* _WHAT IS NEEDED_
Find all lines in the listing that include the word "into", then copy them.

[START OF DATA PROVIDED]

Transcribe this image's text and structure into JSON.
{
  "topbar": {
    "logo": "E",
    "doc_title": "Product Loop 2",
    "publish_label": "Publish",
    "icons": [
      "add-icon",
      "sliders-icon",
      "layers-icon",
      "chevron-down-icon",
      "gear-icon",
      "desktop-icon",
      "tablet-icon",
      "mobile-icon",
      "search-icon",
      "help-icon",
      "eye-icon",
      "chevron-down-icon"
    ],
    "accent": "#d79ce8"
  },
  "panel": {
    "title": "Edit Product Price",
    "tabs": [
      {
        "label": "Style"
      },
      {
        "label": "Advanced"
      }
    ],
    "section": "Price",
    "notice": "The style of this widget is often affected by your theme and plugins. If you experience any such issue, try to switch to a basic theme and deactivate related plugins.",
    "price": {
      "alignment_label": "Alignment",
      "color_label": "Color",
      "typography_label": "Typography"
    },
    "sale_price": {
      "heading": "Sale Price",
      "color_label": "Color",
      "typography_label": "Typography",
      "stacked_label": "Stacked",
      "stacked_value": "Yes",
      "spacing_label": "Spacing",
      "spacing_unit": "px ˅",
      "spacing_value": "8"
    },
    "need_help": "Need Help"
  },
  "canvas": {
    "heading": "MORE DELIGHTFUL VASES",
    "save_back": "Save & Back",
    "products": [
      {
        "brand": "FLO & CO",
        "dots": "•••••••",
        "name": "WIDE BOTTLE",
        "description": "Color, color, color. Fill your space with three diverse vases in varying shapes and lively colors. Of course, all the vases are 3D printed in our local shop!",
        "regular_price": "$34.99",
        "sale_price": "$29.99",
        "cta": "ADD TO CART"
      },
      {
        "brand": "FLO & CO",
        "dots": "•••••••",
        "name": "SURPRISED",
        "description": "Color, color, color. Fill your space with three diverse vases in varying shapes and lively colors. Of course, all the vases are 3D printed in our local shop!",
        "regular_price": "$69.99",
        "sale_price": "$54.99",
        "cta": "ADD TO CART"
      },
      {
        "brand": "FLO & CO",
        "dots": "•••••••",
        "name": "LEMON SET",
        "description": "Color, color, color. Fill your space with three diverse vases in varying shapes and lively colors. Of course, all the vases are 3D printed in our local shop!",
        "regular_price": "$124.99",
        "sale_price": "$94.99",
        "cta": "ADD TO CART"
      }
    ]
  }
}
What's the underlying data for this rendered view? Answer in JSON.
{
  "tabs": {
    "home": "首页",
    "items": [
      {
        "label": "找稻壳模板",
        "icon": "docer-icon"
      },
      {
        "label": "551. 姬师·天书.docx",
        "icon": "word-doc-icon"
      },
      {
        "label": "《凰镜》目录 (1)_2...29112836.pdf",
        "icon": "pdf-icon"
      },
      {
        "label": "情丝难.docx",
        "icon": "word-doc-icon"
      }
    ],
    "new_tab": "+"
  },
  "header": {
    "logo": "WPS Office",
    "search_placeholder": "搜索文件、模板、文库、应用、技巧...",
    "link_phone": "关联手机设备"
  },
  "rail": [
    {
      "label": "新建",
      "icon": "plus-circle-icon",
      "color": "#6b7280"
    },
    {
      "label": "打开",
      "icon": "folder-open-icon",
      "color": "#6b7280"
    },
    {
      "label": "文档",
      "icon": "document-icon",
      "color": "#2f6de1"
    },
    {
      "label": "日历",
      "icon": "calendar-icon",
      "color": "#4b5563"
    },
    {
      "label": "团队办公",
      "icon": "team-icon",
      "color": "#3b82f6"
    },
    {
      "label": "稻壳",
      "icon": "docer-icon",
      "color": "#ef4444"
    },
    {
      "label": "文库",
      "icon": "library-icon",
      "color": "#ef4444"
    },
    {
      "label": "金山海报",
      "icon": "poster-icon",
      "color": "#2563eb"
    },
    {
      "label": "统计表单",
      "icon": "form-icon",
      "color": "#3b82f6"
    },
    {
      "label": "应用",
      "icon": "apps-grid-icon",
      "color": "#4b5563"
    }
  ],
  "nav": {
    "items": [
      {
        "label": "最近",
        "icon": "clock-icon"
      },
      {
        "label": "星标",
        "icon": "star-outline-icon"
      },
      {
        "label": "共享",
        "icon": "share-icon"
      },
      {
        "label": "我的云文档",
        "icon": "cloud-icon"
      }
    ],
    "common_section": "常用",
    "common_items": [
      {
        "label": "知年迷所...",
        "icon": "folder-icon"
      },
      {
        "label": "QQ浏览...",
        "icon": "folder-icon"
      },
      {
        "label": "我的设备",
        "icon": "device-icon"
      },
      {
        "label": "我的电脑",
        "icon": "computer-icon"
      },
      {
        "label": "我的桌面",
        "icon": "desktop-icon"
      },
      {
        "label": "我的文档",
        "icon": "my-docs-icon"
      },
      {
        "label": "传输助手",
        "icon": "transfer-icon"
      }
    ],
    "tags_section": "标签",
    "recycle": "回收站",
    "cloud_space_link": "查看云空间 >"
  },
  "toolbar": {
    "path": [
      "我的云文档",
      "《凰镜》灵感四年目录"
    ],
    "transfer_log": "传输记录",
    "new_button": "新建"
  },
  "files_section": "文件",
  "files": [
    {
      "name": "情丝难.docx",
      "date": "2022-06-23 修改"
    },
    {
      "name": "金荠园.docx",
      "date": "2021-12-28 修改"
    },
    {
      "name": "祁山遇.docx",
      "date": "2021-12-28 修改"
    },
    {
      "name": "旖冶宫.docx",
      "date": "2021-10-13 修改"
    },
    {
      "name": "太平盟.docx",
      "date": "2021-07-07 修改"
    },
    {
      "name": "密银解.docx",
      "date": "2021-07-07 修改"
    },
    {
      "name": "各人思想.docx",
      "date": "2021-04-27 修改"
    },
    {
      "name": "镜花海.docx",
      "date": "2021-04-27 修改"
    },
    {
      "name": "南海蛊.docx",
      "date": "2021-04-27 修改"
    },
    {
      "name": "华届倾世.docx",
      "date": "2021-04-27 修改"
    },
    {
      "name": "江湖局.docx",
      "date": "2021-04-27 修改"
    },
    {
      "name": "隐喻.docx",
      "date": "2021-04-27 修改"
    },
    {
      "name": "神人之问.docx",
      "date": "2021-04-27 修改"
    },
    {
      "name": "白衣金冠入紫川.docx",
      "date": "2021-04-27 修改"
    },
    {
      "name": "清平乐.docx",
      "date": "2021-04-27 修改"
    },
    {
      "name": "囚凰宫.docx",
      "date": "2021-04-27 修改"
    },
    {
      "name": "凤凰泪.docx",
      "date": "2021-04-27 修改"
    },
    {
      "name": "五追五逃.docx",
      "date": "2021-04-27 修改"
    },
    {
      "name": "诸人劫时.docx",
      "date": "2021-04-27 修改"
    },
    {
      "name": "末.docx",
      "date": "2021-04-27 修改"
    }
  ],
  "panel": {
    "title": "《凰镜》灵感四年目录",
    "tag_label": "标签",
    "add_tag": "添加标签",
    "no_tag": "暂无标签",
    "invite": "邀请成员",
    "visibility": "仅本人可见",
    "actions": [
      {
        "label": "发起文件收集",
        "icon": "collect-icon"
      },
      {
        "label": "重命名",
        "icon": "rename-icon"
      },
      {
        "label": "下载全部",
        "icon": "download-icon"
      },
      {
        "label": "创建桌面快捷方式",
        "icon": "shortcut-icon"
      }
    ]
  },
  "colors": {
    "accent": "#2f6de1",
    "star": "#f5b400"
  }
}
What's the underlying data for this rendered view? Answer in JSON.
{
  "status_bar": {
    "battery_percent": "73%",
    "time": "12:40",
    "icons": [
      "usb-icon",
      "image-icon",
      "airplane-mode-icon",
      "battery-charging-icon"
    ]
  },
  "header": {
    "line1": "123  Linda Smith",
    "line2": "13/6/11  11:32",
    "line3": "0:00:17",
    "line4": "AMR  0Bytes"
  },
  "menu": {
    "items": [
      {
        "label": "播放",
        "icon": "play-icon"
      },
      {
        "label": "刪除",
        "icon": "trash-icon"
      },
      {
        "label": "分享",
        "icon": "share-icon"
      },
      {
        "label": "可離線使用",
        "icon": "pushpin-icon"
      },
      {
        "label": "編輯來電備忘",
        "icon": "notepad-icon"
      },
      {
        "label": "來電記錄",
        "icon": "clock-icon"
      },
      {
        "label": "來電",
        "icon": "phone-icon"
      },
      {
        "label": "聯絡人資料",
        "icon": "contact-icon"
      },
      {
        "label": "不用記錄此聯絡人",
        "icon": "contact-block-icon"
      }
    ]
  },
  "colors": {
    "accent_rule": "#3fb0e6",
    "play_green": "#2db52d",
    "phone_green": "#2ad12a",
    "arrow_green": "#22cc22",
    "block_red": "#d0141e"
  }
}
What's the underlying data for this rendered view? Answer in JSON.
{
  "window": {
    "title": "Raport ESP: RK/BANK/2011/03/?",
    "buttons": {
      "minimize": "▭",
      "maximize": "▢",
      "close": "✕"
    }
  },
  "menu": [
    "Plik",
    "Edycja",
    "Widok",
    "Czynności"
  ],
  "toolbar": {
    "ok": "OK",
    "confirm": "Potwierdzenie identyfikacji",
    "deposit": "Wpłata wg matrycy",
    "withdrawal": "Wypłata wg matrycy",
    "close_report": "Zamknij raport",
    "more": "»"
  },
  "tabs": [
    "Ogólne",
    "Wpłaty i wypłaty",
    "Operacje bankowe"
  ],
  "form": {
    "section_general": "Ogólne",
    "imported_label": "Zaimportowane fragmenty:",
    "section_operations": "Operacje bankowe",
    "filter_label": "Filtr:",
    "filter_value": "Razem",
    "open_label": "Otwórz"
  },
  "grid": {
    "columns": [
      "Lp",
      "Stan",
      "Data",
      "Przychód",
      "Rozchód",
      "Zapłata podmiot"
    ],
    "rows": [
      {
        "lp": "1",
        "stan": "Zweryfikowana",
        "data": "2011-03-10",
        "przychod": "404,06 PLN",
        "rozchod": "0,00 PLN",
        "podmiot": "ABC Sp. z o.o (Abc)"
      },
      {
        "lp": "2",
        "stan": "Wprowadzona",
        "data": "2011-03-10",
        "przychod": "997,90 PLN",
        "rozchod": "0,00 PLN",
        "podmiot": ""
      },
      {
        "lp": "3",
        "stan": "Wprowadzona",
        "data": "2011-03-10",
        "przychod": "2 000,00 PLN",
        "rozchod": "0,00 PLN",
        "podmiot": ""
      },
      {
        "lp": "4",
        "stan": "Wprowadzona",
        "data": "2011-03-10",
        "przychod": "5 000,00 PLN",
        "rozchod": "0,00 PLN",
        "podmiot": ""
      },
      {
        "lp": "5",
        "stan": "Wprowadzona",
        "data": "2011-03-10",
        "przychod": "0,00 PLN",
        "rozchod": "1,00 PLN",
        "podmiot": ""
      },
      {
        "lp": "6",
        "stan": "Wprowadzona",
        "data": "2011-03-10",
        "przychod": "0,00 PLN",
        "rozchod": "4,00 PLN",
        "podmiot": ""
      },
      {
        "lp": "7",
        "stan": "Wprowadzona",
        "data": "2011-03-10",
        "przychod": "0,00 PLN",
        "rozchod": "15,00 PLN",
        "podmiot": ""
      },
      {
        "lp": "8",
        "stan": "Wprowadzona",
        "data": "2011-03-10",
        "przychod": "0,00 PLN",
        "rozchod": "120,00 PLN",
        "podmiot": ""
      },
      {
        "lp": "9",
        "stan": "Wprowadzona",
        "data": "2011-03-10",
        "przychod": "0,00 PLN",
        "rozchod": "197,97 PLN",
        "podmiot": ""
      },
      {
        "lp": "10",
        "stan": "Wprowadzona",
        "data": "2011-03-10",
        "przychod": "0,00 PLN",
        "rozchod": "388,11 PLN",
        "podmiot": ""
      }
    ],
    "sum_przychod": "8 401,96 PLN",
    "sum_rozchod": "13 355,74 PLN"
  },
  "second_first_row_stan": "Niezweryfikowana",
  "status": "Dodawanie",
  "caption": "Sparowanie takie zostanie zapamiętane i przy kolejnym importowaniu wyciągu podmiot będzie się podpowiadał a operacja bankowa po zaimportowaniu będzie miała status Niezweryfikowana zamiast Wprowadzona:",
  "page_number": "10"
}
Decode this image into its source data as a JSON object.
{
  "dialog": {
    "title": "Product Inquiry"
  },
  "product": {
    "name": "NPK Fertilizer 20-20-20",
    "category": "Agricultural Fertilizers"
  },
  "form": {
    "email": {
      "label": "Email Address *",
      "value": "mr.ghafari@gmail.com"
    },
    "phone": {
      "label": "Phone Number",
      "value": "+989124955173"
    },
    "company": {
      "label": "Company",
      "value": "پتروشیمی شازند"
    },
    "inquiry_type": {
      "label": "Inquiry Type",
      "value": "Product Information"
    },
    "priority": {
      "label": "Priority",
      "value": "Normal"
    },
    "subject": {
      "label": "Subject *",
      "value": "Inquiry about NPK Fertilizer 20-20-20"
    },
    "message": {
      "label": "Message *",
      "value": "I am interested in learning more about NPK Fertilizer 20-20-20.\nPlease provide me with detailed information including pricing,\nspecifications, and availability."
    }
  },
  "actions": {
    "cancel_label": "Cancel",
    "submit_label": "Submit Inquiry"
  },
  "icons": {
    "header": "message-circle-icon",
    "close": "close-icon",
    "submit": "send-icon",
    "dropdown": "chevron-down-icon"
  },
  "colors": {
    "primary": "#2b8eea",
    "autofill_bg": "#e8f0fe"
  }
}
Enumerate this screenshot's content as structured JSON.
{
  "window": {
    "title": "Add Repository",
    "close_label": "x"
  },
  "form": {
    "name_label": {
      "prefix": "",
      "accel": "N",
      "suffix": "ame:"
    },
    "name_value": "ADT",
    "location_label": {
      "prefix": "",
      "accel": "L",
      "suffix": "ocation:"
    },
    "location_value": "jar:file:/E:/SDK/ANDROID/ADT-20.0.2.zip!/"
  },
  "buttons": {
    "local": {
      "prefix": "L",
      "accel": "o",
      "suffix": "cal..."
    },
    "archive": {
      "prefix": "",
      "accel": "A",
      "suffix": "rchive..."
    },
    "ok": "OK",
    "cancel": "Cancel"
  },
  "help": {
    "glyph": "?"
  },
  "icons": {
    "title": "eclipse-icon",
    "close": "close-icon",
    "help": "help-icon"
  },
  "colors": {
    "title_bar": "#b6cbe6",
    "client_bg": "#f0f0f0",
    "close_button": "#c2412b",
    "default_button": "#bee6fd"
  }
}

[END OF DATA PROVIDED]

* _EXPECTED ANSWER_
Transcribe this image's text and structure into JSON.
Decode this image into its source data as a JSON object.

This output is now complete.